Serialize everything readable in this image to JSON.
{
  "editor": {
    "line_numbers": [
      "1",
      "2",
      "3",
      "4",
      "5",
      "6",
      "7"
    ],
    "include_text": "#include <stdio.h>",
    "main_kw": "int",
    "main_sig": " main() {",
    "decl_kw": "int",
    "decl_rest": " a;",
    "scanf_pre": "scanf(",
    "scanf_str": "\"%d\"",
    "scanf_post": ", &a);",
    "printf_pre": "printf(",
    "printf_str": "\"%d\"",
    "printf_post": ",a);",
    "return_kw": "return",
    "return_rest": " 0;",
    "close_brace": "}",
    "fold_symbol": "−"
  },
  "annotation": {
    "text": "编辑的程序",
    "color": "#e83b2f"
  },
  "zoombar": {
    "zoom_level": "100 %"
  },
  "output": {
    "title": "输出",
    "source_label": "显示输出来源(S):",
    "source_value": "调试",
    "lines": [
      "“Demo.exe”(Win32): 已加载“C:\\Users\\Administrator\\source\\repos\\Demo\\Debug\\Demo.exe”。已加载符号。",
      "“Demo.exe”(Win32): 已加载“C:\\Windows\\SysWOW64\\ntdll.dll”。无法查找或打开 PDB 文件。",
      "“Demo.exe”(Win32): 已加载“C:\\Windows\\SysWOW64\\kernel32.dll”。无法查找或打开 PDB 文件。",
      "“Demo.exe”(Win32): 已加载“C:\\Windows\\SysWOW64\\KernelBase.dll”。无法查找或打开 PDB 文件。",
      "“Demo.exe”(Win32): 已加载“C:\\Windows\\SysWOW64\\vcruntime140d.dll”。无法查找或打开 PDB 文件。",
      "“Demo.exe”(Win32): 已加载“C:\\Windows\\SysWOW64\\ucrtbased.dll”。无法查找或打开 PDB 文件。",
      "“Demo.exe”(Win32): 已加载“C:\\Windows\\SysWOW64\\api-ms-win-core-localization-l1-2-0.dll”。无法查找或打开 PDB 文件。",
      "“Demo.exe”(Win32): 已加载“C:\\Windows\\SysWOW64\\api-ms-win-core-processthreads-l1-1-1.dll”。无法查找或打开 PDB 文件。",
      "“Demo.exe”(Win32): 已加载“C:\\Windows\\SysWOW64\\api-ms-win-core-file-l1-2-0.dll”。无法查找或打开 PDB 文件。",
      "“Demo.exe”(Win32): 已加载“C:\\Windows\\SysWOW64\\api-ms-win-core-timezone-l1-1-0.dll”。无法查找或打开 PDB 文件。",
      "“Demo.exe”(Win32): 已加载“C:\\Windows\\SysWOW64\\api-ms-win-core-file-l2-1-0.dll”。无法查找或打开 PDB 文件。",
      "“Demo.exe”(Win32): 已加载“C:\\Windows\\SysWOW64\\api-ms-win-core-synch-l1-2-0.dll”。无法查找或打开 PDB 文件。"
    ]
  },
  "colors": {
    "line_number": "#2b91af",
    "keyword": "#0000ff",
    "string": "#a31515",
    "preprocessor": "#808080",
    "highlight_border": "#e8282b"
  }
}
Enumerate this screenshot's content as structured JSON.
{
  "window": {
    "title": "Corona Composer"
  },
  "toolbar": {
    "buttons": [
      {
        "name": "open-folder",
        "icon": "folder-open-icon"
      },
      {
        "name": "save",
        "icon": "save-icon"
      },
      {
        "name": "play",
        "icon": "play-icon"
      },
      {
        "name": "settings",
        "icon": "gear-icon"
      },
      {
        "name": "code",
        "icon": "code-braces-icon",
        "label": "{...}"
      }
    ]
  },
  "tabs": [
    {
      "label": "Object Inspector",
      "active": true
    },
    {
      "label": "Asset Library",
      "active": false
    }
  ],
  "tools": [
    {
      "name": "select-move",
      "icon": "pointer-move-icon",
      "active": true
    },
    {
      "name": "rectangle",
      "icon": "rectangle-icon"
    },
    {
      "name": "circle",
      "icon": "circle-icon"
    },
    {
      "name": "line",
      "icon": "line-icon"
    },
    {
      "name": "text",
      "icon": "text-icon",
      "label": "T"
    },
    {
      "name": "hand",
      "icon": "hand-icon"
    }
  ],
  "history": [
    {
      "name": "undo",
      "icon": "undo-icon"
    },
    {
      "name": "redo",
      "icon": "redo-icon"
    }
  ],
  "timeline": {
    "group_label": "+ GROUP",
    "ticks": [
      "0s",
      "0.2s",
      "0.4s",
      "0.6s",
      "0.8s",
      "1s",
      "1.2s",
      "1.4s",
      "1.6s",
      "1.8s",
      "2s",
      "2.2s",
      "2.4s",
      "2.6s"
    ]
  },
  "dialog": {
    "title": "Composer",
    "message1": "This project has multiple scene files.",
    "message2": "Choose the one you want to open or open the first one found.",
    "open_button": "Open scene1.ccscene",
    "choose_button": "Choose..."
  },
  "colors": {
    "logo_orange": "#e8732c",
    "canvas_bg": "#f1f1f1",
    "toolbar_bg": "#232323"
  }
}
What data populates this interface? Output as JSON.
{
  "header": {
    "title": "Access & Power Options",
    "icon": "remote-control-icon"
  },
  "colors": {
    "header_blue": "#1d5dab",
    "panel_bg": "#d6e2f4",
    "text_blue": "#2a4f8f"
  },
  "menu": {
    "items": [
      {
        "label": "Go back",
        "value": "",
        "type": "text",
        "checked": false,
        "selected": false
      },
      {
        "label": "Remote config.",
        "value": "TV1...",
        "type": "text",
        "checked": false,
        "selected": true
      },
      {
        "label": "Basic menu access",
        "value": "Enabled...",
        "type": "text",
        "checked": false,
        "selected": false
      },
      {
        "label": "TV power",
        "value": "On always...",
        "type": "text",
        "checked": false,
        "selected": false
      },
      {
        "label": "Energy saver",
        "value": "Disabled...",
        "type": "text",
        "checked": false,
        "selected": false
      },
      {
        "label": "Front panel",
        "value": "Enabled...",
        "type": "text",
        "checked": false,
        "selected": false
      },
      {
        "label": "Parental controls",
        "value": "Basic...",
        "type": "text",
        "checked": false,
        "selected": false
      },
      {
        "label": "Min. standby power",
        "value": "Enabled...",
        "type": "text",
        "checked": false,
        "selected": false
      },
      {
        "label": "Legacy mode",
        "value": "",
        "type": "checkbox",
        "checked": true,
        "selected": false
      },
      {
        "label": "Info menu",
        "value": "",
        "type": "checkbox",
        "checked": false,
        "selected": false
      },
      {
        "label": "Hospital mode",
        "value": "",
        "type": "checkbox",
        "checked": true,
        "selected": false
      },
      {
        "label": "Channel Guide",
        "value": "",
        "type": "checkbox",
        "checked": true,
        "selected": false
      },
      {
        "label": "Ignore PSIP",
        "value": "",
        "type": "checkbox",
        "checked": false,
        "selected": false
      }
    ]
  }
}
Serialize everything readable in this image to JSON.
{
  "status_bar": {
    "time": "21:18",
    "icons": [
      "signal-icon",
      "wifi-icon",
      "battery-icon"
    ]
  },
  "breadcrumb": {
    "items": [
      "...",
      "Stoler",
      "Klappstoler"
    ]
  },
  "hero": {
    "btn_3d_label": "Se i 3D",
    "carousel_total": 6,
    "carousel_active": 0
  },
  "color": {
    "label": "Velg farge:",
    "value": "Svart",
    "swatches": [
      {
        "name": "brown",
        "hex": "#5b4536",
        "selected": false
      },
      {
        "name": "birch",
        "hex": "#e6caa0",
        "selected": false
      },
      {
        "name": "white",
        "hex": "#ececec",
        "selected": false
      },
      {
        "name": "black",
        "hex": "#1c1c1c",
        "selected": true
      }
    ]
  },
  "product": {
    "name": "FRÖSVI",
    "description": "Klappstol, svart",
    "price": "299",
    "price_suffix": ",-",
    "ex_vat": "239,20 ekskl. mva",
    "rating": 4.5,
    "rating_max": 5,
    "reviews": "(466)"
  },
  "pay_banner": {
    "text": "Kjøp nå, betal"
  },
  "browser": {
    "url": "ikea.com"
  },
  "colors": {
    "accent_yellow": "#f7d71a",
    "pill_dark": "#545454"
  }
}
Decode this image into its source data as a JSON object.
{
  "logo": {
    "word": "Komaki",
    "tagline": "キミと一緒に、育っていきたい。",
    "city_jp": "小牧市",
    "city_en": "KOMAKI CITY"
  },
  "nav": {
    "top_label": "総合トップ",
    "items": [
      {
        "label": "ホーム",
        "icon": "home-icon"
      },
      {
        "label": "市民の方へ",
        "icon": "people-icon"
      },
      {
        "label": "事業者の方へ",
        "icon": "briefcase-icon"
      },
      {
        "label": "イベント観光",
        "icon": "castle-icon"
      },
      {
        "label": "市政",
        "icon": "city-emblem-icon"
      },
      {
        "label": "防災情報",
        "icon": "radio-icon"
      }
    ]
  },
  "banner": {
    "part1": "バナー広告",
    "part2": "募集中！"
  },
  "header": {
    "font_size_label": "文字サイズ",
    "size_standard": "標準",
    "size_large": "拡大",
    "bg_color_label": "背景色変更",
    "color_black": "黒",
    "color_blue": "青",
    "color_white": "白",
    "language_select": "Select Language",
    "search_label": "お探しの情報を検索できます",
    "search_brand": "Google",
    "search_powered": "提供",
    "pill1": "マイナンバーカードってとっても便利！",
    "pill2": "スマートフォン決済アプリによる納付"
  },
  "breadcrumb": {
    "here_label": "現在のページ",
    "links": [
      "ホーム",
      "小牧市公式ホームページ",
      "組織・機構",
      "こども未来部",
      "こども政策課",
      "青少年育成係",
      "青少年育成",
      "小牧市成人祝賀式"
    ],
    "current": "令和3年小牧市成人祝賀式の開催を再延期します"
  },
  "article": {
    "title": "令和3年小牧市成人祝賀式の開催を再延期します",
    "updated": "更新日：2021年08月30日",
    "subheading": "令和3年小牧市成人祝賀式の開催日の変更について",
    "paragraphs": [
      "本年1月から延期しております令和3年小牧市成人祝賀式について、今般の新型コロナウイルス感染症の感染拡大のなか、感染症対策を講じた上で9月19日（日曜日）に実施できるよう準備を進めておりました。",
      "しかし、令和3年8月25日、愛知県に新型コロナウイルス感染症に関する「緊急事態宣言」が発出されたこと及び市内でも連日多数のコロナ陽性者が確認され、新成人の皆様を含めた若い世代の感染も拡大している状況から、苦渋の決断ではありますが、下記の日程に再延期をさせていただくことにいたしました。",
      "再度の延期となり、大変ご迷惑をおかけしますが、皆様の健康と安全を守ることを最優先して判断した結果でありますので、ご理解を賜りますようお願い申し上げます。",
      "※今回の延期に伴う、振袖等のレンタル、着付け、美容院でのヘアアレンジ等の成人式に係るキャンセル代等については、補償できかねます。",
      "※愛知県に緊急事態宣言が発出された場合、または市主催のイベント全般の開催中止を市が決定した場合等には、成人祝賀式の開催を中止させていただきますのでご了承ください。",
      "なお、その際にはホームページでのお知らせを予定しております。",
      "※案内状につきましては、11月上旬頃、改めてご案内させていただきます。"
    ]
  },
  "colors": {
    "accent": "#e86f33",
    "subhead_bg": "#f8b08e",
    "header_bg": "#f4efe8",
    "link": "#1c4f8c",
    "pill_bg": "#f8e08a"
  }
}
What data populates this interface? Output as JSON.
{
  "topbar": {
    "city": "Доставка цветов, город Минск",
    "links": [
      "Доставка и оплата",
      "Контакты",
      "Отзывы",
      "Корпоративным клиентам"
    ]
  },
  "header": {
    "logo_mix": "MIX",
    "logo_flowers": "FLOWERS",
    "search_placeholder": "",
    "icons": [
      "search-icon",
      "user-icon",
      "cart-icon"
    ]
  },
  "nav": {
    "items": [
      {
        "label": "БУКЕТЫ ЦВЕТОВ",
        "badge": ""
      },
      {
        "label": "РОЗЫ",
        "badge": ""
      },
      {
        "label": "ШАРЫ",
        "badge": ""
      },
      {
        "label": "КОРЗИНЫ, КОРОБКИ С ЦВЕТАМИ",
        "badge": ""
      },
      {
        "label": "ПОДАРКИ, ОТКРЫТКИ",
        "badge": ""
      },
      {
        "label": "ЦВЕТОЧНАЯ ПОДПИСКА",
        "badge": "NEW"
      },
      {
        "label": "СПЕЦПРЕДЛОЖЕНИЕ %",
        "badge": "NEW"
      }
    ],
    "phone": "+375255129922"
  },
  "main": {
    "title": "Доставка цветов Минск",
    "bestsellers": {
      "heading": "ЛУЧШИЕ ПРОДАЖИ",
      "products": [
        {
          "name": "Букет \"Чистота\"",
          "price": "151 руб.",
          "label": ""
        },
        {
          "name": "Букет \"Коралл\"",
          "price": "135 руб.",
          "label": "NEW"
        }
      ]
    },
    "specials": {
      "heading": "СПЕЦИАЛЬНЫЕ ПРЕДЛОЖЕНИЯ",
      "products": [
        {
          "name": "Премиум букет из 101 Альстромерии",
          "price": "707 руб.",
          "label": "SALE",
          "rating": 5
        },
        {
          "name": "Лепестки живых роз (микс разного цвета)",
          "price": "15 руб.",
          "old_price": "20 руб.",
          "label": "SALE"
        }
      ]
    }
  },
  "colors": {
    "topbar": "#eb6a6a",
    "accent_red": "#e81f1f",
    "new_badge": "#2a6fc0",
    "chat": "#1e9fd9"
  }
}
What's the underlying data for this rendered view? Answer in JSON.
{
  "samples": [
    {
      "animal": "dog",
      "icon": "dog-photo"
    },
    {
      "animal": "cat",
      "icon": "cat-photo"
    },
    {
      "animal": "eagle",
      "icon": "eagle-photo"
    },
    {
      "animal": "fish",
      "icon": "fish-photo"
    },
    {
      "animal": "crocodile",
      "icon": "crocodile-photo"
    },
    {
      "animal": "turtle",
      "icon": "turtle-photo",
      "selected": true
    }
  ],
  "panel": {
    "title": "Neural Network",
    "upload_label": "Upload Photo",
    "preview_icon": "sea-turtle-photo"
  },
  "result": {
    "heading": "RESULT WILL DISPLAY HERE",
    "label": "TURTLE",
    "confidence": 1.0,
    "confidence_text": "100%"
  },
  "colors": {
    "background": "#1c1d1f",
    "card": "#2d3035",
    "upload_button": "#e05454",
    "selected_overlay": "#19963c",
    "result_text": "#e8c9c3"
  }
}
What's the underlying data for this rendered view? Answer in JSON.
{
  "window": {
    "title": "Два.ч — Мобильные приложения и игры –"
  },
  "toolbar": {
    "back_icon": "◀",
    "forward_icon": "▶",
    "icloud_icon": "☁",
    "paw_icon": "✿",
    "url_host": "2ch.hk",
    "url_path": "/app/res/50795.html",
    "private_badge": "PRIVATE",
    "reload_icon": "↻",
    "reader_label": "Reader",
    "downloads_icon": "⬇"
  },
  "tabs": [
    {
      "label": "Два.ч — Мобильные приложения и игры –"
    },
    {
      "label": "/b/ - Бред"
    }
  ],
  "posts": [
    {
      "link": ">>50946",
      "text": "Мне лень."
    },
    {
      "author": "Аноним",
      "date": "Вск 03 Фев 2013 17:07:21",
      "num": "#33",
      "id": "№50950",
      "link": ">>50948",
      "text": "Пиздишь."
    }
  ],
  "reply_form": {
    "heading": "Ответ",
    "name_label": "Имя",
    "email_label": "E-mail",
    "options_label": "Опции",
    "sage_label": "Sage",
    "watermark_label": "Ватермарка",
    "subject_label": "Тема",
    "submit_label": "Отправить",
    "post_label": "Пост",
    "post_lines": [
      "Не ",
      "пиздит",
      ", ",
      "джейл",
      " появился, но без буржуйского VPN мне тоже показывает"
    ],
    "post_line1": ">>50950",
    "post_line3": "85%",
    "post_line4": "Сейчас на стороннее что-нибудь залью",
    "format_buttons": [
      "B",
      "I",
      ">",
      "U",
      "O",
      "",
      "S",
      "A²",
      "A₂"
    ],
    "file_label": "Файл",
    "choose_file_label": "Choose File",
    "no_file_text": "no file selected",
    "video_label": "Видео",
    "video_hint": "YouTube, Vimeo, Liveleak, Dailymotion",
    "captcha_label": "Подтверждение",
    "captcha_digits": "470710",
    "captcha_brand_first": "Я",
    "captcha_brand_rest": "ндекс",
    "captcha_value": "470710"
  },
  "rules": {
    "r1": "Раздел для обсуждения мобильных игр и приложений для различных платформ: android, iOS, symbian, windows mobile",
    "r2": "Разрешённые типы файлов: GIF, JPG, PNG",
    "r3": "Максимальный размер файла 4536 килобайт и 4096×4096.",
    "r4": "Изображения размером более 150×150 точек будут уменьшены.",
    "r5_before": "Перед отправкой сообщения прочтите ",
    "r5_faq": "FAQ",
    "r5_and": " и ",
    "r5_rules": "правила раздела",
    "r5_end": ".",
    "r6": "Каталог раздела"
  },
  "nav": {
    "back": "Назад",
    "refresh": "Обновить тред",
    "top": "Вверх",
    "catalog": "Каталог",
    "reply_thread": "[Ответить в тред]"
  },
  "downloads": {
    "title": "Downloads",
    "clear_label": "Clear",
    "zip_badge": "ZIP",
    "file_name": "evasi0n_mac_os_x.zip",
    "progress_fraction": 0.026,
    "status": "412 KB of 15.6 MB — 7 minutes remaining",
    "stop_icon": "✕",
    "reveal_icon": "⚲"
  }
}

▸ **EXERCISE AIM**:
Report only the number of lines in the data above that contain "Demo".

▸ **TASK RESULT**:
12